--- start of DATA PROVIDED ---

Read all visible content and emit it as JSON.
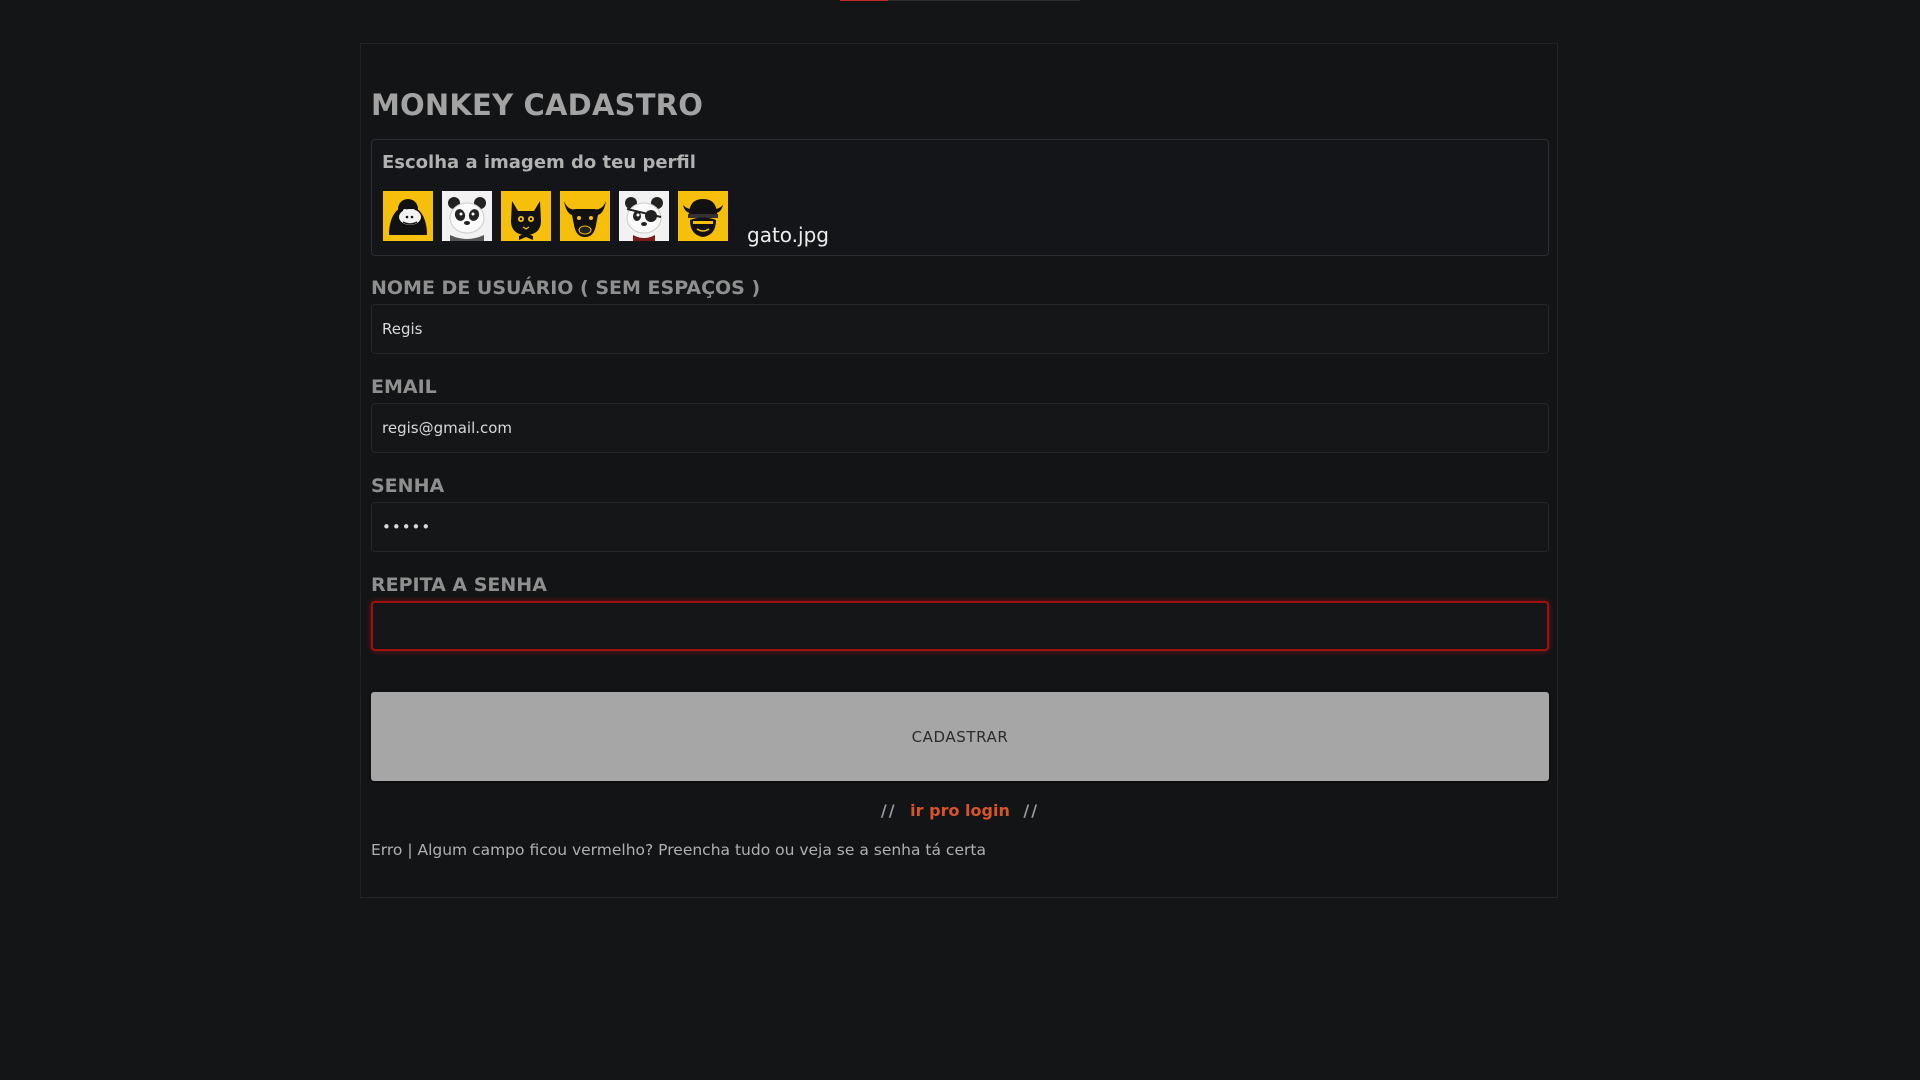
{
  "page": {
    "title": "MONKEY CADASTRO"
  },
  "avatar_picker": {
    "label": "Escolha a imagem do teu perfil",
    "options": [
      {
        "icon": "gorilla-icon",
        "color": "#f6bf0b"
      },
      {
        "icon": "panda-icon",
        "color": "#f2f2f2"
      },
      {
        "icon": "cat-icon",
        "color": "#f6bf0b"
      },
      {
        "icon": "bull-icon",
        "color": "#f6bf0b"
      },
      {
        "icon": "pirate-panda-icon",
        "color": "#f2f2f2"
      },
      {
        "icon": "viking-icon",
        "color": "#f6bf0b"
      }
    ],
    "selected_file": "gato.jpg"
  },
  "form": {
    "username_label": "NOME DE USUÁRIO ( SEM ESPAÇOS )",
    "username_value": "Regis",
    "email_label": "EMAIL",
    "email_value": "regis@gmail.com",
    "password_label": "SENHA",
    "password_value": "12345",
    "repeat_password_label": "REPITA A SENHA",
    "repeat_password_value": "",
    "submit_label": "CADASTRAR"
  },
  "login": {
    "separator_left": "//",
    "link_label": "ir pro login",
    "separator_right": "//"
  },
  "status": {
    "error_message": "Erro | Algum campo ficou vermelho? Preencha tudo ou veja se a senha tá certa"
  },
  "colors": {
    "background": "#141517",
    "accent": "#d9542b",
    "error_border": "#9e1111",
    "avatar_yellow": "#f6bf0b"
  }
}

--- end of DATA PROVIDED ---

GOAL: Transcribe the entries above verbatim, omitting their pictures.

RESULT FOR THIS EXERCISE:
Read all visible content and emit it as JSON.
{
  "page": {
    "title": "MONKEY CADASTRO"
  },
  "avatar_picker": {
    "label": "Escolha a imagem do teu perfil",
    "options": [
      {
        "icon": "gorilla-icon",
        "color": "#f6bf0b"
      },
      {
        "icon": "panda-icon",
        "color": "#f2f2f2"
      },
      {
        "icon": "cat-icon",
        "color": "#f6bf0b"
      },
      {
        "icon": "bull-icon",
        "color": "#f6bf0b"
      },
      {
        "icon": "pirate-panda-icon",
        "color": "#f2f2f2"
      },
      {
        "icon": "viking-icon",
        "color": "#f6bf0b"
      }
    ],
    "selected_file": "gato.jpg"
  },
  "form": {
    "username_label": "NOME DE USUÁRIO ( SEM ESPAÇOS )",
    "username_value": "Regis",
    "email_label": "EMAIL",
    "email_value": "regis@gmail.com",
    "password_label": "SENHA",
    "password_value": "12345",
    "repeat_password_label": "REPITA A SENHA",
    "repeat_password_value": "",
    "submit_label": "CADASTRAR"
  },
  "login": {
    "separator_left": "//",
    "link_label": "ir pro login",
    "separator_right": "//"
  },
  "status": {
    "error_message": "Erro | Algum campo ficou vermelho? Preencha tudo ou veja se a senha tá certa"
  },
  "colors": {
    "background": "#141517",
    "accent": "#d9542b",
    "error_border": "#9e1111",
    "avatar_yellow": "#f6bf0b"
  }
}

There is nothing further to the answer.